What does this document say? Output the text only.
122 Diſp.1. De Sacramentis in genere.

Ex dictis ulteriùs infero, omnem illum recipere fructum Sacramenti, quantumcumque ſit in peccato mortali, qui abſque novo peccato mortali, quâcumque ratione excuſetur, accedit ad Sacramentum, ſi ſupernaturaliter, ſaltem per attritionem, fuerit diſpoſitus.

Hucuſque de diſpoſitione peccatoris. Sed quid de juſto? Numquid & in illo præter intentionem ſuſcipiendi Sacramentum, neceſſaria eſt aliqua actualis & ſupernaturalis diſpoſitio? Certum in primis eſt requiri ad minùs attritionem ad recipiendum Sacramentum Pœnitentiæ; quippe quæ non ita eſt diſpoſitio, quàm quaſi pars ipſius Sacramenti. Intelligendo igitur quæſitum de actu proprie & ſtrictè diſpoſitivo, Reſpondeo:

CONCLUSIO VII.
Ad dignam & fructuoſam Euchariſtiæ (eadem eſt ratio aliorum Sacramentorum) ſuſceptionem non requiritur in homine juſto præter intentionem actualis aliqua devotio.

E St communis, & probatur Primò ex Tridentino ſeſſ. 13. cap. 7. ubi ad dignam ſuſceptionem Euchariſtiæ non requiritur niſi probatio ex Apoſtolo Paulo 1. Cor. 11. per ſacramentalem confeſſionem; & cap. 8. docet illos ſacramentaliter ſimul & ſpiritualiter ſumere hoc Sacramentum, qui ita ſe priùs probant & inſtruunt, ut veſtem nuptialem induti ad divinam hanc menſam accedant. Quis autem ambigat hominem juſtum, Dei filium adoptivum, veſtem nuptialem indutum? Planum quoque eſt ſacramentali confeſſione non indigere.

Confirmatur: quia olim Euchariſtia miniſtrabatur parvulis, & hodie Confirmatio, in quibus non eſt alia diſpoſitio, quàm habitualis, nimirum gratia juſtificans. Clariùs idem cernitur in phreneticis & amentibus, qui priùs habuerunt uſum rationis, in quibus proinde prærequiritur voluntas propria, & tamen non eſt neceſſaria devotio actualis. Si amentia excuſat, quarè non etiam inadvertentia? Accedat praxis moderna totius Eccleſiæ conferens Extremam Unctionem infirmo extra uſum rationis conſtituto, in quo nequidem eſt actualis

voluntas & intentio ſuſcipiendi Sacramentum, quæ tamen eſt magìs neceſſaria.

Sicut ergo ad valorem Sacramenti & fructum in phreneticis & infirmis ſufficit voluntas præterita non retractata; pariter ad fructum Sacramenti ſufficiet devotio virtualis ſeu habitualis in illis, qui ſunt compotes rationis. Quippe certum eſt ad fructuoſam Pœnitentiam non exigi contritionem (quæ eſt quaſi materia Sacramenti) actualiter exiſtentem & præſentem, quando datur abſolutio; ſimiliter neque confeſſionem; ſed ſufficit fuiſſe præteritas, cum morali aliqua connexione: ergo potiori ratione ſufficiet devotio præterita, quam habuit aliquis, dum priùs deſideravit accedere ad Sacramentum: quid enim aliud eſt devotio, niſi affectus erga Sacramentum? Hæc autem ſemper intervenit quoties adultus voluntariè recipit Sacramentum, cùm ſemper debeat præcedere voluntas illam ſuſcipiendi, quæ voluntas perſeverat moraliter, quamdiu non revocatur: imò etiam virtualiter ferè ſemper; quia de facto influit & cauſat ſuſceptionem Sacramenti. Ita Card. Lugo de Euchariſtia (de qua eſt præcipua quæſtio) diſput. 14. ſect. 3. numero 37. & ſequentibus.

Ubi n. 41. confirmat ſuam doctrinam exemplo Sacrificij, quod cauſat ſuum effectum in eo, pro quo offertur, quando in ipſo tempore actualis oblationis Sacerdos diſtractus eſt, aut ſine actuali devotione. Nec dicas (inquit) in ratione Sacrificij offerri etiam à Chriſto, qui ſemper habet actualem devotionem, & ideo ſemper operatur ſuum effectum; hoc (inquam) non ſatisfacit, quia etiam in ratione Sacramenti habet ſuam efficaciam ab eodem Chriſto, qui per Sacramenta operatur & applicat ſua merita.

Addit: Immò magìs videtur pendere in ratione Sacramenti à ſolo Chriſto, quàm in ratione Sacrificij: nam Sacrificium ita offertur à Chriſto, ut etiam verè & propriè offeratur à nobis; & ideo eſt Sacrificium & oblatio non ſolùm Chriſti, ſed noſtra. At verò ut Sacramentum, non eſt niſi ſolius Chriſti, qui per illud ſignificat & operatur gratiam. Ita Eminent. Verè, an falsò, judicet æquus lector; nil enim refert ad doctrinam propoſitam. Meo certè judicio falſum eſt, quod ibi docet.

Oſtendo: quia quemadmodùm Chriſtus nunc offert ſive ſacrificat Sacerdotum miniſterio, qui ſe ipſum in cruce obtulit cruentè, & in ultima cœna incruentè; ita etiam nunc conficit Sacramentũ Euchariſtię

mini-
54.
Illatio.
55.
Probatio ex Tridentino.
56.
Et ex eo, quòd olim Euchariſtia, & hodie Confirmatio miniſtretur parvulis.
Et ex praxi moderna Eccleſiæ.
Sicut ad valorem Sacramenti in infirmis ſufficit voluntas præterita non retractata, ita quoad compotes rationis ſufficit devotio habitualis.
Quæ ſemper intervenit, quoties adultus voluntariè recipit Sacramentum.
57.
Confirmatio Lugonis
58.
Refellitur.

########

Exercise task —
Quote all the records. Keep every word exact.

Full output —
What does this document say? Output the text only.
122 Diſp.1. De Sacramentis in genere.

Ex dictis ulteriùs infero, omnem illum recipere fructum Sacramenti, quantumcumque ſit in peccato mortali, qui abſque novo peccato mortali, quâcumque ratione excuſetur, accedit ad Sacramentum, ſi ſupernaturaliter, ſaltem per attritionem, fuerit diſpoſitus.

Hucuſque de diſpoſitione peccatoris. Sed quid de juſto? Numquid & in illo præter intentionem ſuſcipiendi Sacramentum, neceſſaria eſt aliqua actualis & ſupernaturalis diſpoſitio? Certum in primis eſt requiri ad minùs attritionem ad recipiendum Sacramentum Pœnitentiæ; quippe quæ non ita eſt diſpoſitio, quàm quaſi pars ipſius Sacramenti. Intelligendo igitur quæſitum de actu proprie & ſtrictè diſpoſitivo, Reſpondeo:

CONCLUSIO VII.
Ad dignam & fructuoſam Euchariſtiæ (eadem eſt ratio aliorum Sacramentorum) ſuſceptionem non requiritur in homine juſto præter intentionem actualis aliqua devotio.

E St communis, & probatur Primò ex Tridentino ſeſſ. 13. cap. 7. ubi ad dignam ſuſceptionem Euchariſtiæ non requiritur niſi probatio ex Apoſtolo Paulo 1. Cor. 11. per ſacramentalem confeſſionem; & cap. 8. docet illos ſacramentaliter ſimul & ſpiritualiter ſumere hoc Sacramentum, qui ita ſe priùs probant & inſtruunt, ut veſtem nuptialem induti ad divinam hanc menſam accedant. Quis autem ambigat hominem juſtum, Dei filium adoptivum, veſtem nuptialem indutum? Planum quoque eſt ſacramentali confeſſione non indigere.

Confirmatur: quia olim Euchariſtia miniſtrabatur parvulis, & hodie Confirmatio, in quibus non eſt alia diſpoſitio, quàm habitualis, nimirum gratia juſtificans. Clariùs idem cernitur in phreneticis & amentibus, qui priùs habuerunt uſum rationis, in quibus proinde prærequiritur voluntas propria, & tamen non eſt neceſſaria devotio actualis. Si amentia excuſat, quarè non etiam inadvertentia? Accedat praxis moderna totius Eccleſiæ conferens Extremam Unctionem infirmo extra uſum rationis conſtituto, in quo nequidem eſt actualis

voluntas & intentio ſuſcipiendi Sacramentum, quæ tamen eſt magìs neceſſaria.

Sicut ergo ad valorem Sacramenti & fructum in phreneticis & infirmis ſufficit voluntas præterita non retractata; pariter ad fructum Sacramenti ſufficiet devotio virtualis ſeu habitualis in illis, qui ſunt compotes rationis. Quippe certum eſt ad fructuoſam Pœnitentiam non exigi contritionem (quæ eſt quaſi materia Sacramenti) actualiter exiſtentem & præſentem, quando datur abſolutio; ſimiliter neque confeſſionem; ſed ſufficit fuiſſe præteritas, cum morali aliqua connexione: ergo potiori ratione ſufficiet devotio præterita, quam habuit aliquis, dum priùs deſideravit accedere ad Sacramentum: quid enim aliud eſt devotio, niſi affectus erga Sacramentum? Hæc autem ſemper intervenit quoties adultus voluntariè recipit Sacramentum, cùm ſemper debeat præcedere voluntas illam ſuſcipiendi, quæ voluntas perſeverat moraliter, quamdiu non revocatur: imò etiam virtualiter ferè ſemper; quia de facto influit & cauſat ſuſceptionem Sacramenti. Ita Card. Lugo de Euchariſtia (de qua eſt præcipua quæſtio) diſput. 14. ſect. 3. numero 37. & ſequentibus.

Ubi n. 41. confirmat ſuam doctrinam exemplo Sacrificij, quod cauſat ſuum effectum in eo, pro quo offertur, quando in ipſo tempore actualis oblationis Sacerdos diſtractus eſt, aut ſine actuali devotione. Nec dicas (inquit) in ratione Sacrificij offerri etiam à Chriſto, qui ſemper habet actualem devotionem, & ideo ſemper operatur ſuum effectum; hoc (inquam) non ſatisfacit, quia etiam in ratione Sacramenti habet ſuam efficaciam ab eodem Chriſto, qui per Sacramenta operatur & applicat ſua merita.

Addit: Immò magìs videtur pendere in ratione Sacramenti à ſolo Chriſto, quàm in ratione Sacrificij: nam Sacrificium ita offertur à Chriſto, ut etiam verè & propriè offeratur à nobis; & ideo eſt Sacrificium & oblatio non ſolùm Chriſti, ſed noſtra. At verò ut Sacramentum, non eſt niſi ſolius Chriſti, qui per illud ſignificat & operatur gratiam. Ita Eminent. Verè, an falsò, judicet æquus lector; nil enim refert ad doctrinam propoſitam. Meo certè judicio falſum eſt, quod ibi docet.

Oſtendo: quia quemadmodùm Chriſtus nunc offert ſive ſacrificat Sacerdotum miniſterio, qui ſe ipſum in cruce obtulit cruentè, & in ultima cœna incruentè; ita etiam nunc conficit Sacramentũ Euchariſtię

mini-
54.
Illatio.
55.
Probatio ex Tridentino.
56.
Et ex eo, quòd olim Euchariſtia, & hodie Confirmatio miniſtretur parvulis.
Et ex praxi moderna Eccleſiæ.
Sicut ad valorem Sacramenti in infirmis ſufficit voluntas præterita non retractata, ita quoad compotes rationis ſufficit devotio habitualis.
Quæ ſemper intervenit, quoties adultus voluntariè recipit Sacramentum.
57.
Confirmatio Lugonis
58.
Refellitur.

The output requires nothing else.